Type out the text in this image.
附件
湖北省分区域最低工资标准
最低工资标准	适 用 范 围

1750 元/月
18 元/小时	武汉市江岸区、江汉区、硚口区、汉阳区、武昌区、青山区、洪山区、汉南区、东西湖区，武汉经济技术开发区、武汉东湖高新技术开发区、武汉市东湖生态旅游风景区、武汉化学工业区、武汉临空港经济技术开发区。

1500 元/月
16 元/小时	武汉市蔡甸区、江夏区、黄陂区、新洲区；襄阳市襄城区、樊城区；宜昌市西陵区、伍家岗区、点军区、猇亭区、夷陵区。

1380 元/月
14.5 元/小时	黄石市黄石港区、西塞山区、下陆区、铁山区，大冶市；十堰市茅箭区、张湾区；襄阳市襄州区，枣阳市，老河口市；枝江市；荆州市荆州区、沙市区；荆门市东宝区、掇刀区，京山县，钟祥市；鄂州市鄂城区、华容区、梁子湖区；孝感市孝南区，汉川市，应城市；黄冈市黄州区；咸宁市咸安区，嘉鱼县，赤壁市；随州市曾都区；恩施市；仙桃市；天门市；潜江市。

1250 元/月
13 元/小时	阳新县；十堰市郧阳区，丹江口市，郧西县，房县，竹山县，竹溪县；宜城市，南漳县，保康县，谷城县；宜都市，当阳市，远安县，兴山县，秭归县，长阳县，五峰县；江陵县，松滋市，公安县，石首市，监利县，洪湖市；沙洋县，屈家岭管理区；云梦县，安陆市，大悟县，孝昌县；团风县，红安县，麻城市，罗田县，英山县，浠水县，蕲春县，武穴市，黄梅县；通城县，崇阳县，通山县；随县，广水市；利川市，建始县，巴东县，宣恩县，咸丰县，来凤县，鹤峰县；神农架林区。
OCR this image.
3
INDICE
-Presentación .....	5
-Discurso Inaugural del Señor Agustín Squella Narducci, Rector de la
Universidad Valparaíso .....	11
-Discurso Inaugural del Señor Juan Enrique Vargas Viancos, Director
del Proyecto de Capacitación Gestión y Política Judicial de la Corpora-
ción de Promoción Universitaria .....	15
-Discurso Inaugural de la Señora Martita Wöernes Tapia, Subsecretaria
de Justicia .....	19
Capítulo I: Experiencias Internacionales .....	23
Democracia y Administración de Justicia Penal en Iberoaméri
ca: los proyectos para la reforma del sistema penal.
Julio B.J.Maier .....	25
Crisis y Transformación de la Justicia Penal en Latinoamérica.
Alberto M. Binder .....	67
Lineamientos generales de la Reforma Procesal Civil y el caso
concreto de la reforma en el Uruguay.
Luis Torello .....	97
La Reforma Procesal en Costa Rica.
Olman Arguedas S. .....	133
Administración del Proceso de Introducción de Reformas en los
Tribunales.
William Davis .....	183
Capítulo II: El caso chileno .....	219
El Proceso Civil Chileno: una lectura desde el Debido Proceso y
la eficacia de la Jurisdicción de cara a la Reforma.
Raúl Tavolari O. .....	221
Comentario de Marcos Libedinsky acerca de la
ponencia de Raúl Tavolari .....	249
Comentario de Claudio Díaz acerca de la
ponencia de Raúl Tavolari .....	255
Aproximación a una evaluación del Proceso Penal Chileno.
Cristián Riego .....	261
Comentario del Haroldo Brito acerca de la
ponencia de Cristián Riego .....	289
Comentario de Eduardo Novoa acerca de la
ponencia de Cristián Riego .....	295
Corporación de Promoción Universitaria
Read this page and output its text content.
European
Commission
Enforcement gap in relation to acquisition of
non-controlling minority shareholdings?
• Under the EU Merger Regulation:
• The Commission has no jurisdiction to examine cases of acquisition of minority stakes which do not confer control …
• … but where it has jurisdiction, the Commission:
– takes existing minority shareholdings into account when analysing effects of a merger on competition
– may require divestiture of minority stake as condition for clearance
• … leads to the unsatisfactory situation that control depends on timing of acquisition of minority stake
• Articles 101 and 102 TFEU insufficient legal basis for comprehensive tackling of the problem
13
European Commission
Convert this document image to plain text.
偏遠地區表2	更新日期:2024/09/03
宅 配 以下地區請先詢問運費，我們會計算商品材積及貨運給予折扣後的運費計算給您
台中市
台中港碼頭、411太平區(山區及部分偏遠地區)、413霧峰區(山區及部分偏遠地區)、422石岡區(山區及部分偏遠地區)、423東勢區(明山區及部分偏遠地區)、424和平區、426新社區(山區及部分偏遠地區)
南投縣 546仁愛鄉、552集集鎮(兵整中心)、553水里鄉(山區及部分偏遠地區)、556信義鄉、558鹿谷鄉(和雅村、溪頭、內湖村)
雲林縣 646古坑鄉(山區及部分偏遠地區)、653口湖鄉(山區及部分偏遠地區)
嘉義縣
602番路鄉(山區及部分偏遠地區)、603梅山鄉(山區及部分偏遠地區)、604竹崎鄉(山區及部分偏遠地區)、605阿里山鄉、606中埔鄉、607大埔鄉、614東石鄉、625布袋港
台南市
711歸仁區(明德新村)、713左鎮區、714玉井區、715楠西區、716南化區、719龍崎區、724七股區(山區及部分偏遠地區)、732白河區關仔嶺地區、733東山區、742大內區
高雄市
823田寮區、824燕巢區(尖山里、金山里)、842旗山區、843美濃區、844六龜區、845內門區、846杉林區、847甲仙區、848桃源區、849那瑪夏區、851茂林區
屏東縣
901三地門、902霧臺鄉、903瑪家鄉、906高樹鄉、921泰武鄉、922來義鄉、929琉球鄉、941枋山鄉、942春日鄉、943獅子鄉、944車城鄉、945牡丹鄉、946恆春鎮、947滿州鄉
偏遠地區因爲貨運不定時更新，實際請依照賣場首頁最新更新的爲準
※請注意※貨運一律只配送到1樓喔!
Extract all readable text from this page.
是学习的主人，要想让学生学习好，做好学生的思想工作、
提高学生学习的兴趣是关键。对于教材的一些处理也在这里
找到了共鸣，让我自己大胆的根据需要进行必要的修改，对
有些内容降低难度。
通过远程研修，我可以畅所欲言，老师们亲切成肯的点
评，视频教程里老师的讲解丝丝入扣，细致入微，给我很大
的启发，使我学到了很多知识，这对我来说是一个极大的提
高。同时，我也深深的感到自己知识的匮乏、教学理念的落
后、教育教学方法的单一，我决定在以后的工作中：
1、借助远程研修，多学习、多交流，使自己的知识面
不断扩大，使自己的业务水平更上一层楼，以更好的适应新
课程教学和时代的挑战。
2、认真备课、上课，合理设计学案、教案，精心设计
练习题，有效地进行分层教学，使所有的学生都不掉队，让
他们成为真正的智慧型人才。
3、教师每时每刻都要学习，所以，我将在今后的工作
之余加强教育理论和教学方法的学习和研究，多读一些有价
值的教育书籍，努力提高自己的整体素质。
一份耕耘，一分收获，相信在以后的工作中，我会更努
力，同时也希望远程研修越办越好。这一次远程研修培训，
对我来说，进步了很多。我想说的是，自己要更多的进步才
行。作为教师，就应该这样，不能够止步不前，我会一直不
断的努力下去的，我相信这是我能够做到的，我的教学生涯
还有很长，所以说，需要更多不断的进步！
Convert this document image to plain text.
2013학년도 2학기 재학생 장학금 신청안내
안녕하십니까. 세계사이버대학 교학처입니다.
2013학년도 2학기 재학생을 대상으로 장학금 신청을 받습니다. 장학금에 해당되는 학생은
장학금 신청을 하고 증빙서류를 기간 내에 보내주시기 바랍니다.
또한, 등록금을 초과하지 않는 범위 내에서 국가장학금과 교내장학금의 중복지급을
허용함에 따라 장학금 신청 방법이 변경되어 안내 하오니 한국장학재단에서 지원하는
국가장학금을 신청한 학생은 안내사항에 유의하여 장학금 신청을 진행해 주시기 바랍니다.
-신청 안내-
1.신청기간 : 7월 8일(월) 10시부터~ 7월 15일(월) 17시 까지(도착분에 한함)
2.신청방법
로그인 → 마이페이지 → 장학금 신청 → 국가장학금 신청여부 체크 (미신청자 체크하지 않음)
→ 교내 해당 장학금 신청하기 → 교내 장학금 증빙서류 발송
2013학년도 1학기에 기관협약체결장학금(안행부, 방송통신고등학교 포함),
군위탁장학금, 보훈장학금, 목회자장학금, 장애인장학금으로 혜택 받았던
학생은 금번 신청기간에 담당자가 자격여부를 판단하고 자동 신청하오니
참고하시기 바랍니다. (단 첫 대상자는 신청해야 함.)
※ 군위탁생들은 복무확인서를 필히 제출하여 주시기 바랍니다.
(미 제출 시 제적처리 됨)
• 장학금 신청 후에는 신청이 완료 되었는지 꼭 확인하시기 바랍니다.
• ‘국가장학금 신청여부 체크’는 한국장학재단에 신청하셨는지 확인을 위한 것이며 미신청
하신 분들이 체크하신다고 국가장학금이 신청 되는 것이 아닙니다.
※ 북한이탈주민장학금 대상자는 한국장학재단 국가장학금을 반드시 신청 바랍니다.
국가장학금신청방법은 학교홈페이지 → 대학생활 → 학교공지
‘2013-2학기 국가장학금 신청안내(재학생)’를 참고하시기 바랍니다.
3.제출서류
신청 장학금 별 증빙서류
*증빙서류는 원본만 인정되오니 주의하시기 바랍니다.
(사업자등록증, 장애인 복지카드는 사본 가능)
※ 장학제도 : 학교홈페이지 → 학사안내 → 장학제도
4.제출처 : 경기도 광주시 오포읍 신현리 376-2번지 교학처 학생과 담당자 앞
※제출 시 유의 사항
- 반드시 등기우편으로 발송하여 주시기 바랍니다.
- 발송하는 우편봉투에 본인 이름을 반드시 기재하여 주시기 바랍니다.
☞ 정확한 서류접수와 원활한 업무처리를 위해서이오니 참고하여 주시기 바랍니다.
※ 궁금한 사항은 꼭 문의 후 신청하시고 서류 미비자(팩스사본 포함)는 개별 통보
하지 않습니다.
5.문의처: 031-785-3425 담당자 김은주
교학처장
::::::::
Written task. Copy all lines of the material above where the string "Universitaria" occurs.

Task response.
ción de Promoción Universitaria .....	15
Corporación de Promoción Universitaria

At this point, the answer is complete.